* Dataset entries
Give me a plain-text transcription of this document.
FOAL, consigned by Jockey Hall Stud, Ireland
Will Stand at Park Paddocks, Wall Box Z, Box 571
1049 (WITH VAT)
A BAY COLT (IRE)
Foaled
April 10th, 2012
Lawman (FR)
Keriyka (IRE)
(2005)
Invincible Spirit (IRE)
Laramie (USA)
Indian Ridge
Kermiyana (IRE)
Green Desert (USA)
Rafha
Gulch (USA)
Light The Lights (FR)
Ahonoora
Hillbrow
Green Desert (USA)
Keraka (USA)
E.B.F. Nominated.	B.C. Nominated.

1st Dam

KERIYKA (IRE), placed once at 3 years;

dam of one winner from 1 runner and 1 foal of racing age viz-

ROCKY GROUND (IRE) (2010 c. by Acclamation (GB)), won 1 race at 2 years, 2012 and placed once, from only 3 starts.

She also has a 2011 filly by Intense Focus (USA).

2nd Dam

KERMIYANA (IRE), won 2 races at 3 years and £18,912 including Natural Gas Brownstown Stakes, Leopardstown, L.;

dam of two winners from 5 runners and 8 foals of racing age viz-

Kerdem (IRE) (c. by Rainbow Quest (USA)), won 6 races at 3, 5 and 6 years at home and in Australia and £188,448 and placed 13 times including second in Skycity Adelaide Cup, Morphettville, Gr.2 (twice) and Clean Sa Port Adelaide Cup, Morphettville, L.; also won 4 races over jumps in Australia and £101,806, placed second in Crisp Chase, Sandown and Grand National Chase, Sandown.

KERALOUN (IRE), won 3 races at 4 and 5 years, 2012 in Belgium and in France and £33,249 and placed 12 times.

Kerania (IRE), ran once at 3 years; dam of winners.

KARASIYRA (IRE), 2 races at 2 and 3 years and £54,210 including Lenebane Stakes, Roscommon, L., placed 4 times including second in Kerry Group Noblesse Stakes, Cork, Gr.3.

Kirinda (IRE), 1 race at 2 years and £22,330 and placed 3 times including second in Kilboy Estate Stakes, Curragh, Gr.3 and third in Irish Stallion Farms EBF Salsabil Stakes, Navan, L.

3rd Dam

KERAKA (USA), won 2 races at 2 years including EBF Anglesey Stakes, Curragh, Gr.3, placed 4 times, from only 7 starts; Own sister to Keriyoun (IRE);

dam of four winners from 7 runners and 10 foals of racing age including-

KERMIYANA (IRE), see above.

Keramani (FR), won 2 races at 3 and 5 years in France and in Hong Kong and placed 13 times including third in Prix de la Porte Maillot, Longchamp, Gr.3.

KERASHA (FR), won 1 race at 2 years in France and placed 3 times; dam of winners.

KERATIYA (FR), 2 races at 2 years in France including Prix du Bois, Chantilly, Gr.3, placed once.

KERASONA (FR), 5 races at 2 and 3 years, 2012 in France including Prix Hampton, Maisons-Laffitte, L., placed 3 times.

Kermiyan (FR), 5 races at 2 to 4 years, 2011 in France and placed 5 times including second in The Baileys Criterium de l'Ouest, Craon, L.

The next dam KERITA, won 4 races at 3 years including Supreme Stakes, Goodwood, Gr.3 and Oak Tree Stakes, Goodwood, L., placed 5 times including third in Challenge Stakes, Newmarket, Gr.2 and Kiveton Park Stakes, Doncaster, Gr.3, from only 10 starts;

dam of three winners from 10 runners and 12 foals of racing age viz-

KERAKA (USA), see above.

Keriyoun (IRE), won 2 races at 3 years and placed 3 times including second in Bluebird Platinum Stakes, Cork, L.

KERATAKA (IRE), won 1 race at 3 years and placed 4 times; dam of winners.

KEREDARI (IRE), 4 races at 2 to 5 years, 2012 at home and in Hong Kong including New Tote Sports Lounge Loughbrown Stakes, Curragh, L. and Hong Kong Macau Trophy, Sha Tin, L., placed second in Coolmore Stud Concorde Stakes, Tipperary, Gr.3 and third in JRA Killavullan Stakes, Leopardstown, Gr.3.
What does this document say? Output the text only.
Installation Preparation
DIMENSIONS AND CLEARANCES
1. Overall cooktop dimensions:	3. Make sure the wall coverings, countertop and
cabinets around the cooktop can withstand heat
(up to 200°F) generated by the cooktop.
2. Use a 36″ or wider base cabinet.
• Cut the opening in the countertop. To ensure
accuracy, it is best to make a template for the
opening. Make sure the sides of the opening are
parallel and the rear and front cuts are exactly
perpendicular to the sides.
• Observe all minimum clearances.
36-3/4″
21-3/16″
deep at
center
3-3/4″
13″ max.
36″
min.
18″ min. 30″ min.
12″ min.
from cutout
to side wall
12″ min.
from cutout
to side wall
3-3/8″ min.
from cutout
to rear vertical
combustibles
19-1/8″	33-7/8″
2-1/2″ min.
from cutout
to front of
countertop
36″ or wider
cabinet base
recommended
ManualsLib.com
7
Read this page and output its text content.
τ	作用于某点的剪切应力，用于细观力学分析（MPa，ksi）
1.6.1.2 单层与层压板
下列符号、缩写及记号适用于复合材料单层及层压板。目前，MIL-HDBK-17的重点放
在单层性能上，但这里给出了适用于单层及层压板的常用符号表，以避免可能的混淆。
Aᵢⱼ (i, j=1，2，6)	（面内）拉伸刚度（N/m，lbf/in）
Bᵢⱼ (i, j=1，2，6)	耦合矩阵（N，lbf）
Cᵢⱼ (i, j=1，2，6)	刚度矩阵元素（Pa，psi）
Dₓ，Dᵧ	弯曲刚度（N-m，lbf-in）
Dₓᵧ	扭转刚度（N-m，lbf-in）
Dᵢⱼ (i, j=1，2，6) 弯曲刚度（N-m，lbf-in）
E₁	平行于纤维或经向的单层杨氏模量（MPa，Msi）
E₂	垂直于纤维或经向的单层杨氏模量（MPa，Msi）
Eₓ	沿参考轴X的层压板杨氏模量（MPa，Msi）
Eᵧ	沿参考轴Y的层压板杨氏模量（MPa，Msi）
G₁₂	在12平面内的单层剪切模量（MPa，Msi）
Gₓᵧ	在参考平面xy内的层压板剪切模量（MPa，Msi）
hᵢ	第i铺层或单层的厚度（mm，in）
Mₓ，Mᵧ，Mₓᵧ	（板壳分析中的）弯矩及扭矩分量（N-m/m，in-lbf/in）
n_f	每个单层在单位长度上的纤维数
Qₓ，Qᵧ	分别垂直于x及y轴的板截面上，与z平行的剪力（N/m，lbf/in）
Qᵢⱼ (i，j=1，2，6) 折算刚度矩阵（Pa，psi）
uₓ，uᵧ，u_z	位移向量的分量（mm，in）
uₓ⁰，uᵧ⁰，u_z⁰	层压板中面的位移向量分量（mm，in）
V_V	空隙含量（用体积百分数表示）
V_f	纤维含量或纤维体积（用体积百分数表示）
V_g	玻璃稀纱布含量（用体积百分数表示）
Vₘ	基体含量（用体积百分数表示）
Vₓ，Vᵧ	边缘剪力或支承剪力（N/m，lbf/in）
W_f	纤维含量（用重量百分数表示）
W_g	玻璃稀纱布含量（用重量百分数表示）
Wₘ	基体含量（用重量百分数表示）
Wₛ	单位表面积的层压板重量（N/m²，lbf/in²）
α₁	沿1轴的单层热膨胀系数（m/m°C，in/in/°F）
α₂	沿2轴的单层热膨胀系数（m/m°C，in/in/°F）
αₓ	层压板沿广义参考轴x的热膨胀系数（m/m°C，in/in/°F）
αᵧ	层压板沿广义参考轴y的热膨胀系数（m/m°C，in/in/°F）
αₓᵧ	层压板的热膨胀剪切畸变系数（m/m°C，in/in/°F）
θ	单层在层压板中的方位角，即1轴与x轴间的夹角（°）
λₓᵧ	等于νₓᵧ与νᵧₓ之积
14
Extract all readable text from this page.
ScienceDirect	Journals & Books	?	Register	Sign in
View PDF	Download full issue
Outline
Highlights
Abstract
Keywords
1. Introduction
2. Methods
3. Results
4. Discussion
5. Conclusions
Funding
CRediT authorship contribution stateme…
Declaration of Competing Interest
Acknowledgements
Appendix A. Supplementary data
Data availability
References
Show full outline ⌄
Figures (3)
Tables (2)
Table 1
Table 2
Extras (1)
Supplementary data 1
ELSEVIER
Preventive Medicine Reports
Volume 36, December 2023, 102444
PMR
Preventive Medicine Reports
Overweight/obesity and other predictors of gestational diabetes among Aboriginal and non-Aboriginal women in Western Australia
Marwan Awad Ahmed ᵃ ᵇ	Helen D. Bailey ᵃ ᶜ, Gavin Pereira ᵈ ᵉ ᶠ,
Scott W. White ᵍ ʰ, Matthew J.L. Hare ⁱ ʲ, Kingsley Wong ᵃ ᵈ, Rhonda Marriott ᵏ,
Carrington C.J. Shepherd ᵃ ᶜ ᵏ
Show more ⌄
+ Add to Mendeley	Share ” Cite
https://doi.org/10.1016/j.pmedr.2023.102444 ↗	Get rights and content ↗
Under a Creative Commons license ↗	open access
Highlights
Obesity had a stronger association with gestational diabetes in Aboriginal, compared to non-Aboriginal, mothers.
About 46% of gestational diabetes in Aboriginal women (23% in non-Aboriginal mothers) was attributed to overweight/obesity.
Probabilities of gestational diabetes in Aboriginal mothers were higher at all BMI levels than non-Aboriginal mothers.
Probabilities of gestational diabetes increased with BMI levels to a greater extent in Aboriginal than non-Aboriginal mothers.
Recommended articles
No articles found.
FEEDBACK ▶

* Directions for this task
Search the records for the word "above" and copy every line where it occurs.

* Answer to this task
KERMIYANA (IRE), see above.
KERAKA (USA), see above.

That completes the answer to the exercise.